--- Supplied entries ---
================
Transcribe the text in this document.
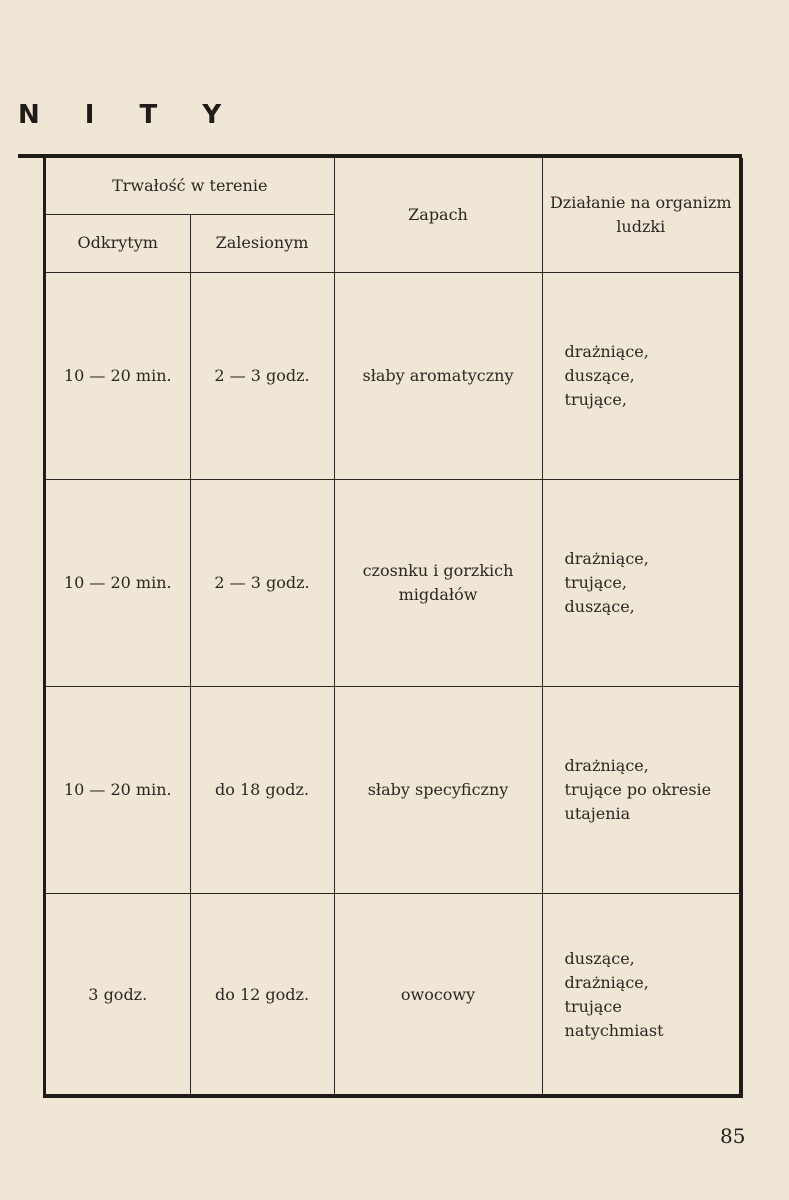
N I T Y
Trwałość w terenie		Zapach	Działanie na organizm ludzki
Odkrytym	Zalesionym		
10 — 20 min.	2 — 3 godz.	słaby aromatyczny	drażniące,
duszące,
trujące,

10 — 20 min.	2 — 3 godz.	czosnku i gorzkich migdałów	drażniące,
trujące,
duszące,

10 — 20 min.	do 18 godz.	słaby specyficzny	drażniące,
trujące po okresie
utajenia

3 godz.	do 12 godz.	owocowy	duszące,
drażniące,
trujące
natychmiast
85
================
Using the data above, print every line exactly, omitting pictures.

Transcribe the text in this document.
N I T Y
Trwałość w terenie		Zapach	Działanie na organizm ludzki
Odkrytym	Zalesionym		
10 — 20 min.	2 — 3 godz.	słaby aromatyczny	drażniące,
duszące,
trujące,

10 — 20 min.	2 — 3 godz.	czosnku i gorzkich migdałów	drażniące,
trujące,
duszące,

10 — 20 min.	do 18 godz.	słaby specyficzny	drażniące,
trujące po okresie
utajenia

3 godz.	do 12 godz.	owocowy	duszące,
drażniące,
trujące
natychmiast
85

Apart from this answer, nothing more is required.